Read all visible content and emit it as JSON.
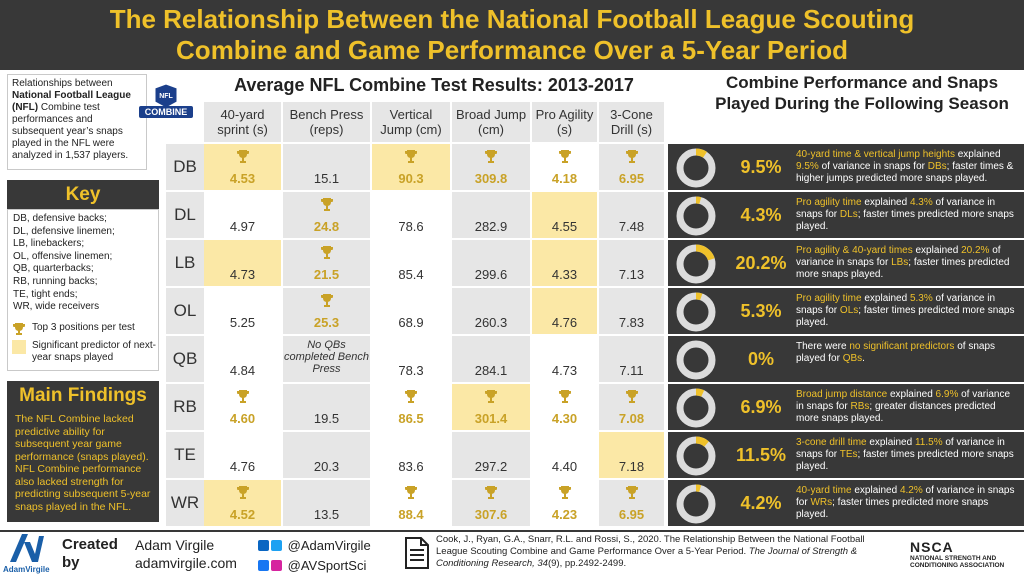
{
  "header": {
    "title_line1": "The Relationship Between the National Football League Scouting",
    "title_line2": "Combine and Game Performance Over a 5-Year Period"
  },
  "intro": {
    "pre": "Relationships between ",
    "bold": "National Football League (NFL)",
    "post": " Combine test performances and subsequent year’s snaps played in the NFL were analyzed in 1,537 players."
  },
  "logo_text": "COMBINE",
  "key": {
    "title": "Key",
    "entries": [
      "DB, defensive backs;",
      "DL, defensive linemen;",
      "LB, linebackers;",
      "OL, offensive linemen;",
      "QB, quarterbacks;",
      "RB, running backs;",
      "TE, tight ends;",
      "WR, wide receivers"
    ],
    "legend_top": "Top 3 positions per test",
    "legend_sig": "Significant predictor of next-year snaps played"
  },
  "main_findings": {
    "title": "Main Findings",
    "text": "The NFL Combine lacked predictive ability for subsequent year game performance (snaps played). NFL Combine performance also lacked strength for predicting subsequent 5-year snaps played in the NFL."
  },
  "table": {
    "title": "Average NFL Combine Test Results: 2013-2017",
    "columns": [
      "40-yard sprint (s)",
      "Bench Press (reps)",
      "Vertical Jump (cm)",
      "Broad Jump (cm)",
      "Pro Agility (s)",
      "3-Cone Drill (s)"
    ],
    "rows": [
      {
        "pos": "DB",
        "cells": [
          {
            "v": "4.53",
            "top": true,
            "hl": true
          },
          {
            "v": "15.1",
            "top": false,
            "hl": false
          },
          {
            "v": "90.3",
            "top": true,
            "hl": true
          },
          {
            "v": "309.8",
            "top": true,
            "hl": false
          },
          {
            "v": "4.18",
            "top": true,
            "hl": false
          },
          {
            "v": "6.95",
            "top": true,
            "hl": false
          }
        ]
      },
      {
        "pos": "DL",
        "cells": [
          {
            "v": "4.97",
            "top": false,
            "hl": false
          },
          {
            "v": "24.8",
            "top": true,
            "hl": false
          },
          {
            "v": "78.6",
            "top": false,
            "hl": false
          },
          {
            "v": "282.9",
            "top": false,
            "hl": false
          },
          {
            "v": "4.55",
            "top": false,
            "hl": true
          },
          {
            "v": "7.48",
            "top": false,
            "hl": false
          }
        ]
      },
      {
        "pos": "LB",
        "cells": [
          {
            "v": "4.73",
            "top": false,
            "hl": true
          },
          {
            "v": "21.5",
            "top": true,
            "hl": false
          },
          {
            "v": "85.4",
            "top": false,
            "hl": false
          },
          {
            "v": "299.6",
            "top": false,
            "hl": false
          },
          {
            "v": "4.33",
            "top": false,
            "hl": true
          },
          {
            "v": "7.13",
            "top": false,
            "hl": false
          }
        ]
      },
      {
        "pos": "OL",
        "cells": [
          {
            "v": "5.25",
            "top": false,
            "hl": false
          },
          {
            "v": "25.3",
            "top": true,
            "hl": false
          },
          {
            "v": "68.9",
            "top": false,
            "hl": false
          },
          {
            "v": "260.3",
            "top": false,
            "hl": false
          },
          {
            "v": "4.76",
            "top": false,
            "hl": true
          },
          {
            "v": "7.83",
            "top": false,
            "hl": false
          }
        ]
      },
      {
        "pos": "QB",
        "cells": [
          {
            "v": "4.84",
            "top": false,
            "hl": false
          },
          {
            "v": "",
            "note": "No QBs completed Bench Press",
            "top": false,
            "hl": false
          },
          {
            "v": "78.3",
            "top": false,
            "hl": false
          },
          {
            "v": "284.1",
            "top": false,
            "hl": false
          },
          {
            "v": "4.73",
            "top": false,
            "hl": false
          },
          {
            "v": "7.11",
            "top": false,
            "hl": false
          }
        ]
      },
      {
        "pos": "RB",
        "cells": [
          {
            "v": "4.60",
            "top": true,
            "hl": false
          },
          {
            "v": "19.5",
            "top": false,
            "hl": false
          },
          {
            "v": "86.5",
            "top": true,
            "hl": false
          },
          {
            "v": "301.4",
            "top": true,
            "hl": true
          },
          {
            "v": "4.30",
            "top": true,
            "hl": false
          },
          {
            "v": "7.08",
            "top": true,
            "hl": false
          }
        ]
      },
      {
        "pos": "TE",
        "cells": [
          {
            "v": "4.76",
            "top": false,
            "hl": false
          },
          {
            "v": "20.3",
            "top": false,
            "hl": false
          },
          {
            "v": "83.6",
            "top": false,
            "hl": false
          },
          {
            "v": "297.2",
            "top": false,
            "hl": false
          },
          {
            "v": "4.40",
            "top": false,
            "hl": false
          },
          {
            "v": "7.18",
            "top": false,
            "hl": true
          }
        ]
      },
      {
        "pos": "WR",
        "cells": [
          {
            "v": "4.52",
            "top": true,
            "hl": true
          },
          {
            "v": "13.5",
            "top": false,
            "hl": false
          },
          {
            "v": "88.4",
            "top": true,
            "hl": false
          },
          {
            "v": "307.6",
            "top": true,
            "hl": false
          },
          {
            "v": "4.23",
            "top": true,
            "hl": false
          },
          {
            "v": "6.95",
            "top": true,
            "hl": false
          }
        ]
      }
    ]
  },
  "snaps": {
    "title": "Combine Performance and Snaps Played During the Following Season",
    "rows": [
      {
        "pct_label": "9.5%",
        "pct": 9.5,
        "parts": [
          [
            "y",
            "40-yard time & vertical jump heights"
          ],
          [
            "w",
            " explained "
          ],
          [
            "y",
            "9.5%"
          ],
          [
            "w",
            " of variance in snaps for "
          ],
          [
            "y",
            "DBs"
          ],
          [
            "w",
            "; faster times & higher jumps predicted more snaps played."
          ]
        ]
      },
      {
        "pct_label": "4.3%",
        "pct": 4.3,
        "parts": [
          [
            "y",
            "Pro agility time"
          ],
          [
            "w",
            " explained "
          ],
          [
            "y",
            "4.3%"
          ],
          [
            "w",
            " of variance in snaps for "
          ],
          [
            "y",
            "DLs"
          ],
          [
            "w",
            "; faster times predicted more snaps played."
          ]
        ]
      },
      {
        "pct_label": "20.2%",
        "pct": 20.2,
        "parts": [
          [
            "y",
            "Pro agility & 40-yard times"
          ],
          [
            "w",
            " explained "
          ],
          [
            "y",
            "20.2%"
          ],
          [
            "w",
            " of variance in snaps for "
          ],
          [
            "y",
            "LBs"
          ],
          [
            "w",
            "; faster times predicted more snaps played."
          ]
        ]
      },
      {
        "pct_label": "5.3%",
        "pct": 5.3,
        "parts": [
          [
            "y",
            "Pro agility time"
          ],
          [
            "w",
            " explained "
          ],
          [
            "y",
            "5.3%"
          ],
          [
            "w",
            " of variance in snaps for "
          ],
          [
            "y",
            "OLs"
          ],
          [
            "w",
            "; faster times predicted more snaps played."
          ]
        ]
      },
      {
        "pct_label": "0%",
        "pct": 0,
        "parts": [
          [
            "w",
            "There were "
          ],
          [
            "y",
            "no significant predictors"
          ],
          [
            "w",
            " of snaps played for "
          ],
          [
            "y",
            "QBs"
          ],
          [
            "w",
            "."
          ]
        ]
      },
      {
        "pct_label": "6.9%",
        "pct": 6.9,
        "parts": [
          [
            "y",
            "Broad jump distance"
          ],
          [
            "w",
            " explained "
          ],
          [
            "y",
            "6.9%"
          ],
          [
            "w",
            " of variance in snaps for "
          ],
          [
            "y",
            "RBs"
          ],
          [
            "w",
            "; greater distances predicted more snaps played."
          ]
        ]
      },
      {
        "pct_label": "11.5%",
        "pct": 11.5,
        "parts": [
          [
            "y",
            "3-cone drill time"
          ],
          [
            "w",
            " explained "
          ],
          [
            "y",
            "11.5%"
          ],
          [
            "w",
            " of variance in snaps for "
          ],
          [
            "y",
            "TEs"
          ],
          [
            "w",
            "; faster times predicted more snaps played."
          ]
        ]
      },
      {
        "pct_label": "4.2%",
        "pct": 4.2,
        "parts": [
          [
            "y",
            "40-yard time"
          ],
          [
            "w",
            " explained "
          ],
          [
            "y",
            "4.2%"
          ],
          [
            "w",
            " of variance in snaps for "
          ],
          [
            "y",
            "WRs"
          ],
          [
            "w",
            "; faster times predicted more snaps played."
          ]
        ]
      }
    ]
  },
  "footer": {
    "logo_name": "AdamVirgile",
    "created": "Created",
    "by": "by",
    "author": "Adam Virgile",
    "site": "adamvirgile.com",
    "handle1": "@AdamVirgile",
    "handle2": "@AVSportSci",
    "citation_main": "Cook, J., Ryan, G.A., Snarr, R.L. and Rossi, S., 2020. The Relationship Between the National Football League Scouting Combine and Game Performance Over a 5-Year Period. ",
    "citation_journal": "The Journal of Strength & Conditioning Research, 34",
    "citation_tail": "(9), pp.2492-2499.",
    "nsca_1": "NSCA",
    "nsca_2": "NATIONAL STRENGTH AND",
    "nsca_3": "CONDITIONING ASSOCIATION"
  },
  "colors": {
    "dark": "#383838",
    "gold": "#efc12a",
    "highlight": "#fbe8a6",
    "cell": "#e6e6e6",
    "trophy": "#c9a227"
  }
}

● **Exercise task**
Collect the lines of the records that include the string "Bench".

● **Exercise answer**
      "Bench Press (reps)",
            "note": "No QBs completed Bench Press",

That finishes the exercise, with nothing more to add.